LISTED ENTRIES -

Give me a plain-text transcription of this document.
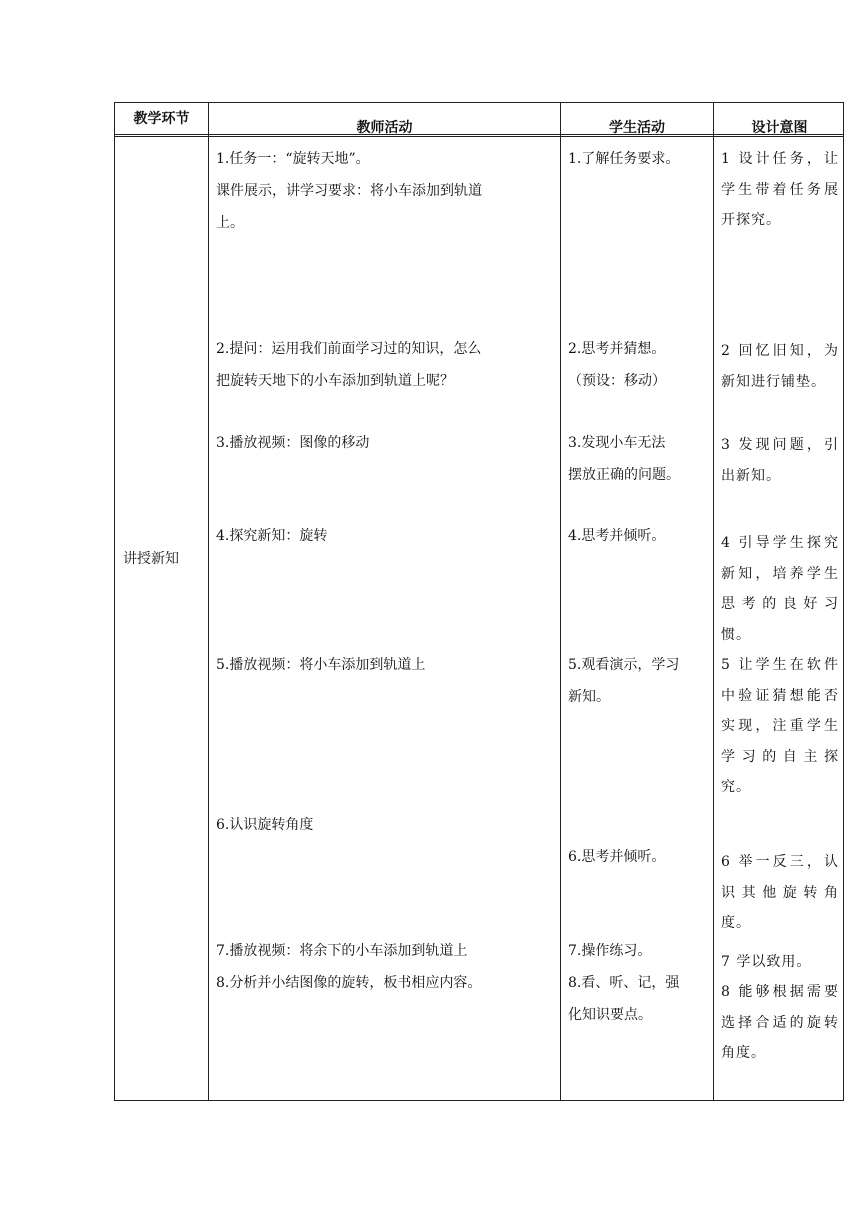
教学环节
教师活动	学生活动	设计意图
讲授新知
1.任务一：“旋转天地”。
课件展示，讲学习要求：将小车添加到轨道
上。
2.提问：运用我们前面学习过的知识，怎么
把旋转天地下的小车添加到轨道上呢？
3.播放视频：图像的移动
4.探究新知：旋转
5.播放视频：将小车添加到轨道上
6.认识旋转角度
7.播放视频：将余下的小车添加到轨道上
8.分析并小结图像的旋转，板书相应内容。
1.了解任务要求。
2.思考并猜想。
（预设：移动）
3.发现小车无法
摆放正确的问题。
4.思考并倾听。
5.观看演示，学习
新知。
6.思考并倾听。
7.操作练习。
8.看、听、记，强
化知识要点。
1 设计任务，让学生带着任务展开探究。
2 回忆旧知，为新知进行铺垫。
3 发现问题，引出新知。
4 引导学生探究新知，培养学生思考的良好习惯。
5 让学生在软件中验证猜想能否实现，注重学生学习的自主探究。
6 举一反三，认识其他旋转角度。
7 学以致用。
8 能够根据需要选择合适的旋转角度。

WHAT YOU SHOULD DO - Copy whichever lines in the listing above contain the word "播放视频".

TASK SOLUTION -
3.播放视频：图像的移动
5.播放视频：将小车添加到轨道上
7.播放视频：将余下的小车添加到轨道上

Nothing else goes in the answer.